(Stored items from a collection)
::::::::

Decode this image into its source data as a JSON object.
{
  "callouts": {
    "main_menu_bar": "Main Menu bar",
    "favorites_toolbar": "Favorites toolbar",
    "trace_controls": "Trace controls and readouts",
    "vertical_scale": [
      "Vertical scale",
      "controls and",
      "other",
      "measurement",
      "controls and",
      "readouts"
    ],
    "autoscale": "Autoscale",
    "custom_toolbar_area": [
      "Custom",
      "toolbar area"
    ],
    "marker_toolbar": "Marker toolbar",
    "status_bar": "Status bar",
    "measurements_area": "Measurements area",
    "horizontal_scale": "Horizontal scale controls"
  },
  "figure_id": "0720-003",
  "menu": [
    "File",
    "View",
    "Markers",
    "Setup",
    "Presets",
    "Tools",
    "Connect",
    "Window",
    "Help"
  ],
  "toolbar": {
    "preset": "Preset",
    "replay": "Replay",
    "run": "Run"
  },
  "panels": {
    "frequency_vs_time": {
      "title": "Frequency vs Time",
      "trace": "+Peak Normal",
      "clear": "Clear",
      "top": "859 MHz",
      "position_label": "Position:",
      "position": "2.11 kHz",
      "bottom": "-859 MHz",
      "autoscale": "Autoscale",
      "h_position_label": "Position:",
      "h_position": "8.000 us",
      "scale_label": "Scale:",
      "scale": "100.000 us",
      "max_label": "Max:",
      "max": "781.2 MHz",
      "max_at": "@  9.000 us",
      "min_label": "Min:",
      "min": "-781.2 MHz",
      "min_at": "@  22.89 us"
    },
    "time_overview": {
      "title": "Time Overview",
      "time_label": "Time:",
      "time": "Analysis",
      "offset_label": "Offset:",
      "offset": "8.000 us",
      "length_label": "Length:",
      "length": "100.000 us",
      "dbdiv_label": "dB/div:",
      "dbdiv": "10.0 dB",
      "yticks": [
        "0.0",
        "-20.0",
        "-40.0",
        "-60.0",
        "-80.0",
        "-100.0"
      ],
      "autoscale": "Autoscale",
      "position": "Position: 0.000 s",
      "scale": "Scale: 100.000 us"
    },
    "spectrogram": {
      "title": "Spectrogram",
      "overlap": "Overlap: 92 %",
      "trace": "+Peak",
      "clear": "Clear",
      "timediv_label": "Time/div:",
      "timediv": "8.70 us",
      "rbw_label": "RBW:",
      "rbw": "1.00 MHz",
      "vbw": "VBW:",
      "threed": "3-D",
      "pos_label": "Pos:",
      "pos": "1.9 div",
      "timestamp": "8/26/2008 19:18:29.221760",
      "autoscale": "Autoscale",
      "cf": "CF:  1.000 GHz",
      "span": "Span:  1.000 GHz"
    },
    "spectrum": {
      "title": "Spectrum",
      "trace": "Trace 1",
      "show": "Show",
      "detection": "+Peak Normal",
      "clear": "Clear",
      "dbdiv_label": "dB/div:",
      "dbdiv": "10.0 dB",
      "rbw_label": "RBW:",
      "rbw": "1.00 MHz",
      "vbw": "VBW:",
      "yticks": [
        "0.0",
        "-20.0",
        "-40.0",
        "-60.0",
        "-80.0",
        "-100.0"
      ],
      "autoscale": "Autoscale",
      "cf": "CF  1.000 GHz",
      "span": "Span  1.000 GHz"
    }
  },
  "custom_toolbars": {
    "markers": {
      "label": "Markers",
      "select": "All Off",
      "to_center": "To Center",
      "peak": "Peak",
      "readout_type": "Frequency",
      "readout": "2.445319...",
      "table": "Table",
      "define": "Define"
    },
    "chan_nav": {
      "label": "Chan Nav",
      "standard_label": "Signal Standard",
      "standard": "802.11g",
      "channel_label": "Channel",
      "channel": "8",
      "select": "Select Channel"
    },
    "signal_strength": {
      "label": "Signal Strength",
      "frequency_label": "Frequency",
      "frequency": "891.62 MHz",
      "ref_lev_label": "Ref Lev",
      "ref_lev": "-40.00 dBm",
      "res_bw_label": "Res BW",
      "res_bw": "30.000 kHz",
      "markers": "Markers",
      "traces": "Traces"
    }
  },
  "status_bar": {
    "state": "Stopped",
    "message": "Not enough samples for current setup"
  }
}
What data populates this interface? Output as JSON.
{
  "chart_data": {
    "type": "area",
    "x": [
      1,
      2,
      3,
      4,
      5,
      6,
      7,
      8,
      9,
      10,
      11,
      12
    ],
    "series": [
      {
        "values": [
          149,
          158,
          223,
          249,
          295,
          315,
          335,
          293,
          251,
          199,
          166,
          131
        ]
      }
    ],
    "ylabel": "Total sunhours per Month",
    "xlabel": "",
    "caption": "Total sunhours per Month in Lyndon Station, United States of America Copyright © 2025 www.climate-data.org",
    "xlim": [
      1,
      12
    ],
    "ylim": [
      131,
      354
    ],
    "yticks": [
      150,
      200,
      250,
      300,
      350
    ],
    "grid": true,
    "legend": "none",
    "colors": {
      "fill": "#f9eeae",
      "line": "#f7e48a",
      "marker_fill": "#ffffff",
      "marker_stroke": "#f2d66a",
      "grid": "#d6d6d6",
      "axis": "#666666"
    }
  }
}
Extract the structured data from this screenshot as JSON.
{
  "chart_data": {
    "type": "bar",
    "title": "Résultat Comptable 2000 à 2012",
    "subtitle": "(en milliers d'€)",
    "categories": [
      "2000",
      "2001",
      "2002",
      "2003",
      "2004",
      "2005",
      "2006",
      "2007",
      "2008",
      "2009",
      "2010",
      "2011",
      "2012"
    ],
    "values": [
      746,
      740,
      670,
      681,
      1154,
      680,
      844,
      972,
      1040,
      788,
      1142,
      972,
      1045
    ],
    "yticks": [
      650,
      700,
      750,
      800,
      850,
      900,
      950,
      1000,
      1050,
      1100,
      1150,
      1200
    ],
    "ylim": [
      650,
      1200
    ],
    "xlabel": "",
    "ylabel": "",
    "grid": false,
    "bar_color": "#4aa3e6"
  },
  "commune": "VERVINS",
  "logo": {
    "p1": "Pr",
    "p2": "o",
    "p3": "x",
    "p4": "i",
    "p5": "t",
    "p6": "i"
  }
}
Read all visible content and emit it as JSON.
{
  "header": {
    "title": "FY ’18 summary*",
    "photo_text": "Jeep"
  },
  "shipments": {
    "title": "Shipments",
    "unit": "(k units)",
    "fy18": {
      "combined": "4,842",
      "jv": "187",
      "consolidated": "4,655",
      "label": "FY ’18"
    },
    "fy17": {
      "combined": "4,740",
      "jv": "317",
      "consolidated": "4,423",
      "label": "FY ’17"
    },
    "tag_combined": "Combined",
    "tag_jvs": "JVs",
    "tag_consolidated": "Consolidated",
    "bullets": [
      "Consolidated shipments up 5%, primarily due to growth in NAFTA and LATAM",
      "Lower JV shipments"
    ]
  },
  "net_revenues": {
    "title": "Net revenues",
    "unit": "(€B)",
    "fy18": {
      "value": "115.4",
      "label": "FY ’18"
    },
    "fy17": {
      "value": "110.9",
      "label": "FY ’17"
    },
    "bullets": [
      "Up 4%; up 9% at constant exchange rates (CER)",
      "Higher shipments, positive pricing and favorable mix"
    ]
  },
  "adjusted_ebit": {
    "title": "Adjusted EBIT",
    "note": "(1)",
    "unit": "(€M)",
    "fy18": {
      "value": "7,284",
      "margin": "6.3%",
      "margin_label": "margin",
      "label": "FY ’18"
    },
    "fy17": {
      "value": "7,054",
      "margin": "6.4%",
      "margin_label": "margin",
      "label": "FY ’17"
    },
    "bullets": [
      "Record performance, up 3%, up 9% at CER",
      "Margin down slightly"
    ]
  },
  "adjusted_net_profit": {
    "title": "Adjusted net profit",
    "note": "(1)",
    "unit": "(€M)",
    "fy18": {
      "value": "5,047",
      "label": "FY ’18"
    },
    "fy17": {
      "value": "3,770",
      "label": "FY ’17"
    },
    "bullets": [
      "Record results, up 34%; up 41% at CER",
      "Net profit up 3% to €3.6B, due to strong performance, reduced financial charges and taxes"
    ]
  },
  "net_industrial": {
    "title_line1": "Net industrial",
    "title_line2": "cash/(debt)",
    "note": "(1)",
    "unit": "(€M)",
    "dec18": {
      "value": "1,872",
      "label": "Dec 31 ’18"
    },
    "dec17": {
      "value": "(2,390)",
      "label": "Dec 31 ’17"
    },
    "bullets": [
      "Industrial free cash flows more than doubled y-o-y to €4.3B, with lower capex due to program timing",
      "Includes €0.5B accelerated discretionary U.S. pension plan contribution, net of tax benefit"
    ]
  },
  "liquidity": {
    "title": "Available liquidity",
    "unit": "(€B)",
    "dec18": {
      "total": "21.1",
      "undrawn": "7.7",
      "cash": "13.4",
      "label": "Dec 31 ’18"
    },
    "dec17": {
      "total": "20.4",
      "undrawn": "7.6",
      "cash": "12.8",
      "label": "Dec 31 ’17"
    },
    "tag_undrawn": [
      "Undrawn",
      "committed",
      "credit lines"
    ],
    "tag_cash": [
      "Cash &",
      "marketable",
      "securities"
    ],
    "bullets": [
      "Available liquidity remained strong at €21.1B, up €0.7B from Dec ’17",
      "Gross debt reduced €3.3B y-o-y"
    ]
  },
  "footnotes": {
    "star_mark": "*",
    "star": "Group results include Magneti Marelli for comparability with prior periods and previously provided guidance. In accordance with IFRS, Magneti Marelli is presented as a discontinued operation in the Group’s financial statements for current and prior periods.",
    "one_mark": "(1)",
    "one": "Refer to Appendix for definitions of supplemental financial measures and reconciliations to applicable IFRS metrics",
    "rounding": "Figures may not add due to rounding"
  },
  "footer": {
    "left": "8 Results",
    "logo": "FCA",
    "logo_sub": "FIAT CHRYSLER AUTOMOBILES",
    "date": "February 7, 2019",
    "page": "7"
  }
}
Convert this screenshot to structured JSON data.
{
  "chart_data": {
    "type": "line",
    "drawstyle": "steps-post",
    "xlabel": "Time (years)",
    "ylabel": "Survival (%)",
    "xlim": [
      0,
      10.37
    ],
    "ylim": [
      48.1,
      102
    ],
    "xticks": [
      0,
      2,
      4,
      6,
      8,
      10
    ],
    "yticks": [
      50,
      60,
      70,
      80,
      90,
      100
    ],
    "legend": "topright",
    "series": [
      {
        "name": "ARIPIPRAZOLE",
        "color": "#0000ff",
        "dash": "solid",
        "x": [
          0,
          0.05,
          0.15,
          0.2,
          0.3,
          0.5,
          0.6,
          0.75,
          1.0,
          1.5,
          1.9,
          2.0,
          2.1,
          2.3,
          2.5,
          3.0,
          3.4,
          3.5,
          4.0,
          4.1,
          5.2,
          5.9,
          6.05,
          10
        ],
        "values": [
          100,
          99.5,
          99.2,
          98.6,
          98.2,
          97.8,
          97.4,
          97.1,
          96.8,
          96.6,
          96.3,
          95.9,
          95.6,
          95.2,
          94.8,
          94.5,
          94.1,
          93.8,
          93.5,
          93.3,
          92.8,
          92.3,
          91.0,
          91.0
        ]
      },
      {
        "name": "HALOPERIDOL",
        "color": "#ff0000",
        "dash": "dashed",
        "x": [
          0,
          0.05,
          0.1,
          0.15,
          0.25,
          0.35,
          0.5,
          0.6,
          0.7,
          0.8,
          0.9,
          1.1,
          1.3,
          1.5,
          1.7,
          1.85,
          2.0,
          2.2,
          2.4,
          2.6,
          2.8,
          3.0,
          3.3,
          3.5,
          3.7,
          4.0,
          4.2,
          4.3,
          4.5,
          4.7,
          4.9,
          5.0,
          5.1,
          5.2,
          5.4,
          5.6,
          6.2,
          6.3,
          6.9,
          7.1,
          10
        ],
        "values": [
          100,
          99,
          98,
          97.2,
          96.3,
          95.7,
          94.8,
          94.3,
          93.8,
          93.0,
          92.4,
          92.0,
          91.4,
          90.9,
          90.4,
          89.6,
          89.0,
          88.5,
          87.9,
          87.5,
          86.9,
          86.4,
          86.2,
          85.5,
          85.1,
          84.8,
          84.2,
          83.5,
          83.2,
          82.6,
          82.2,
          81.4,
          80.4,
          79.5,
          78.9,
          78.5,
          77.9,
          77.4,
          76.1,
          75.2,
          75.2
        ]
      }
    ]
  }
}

::::::::

• [Directive]:
Within the material above, find the lines that contain the word "sunhours"; copy them.

• [Written solution]:
    "ylabel": "Total sunhours per Month",
    "caption": "Total sunhours per Month in Lyndon Station, United States of America Copyright © 2025 www.climate-data.org",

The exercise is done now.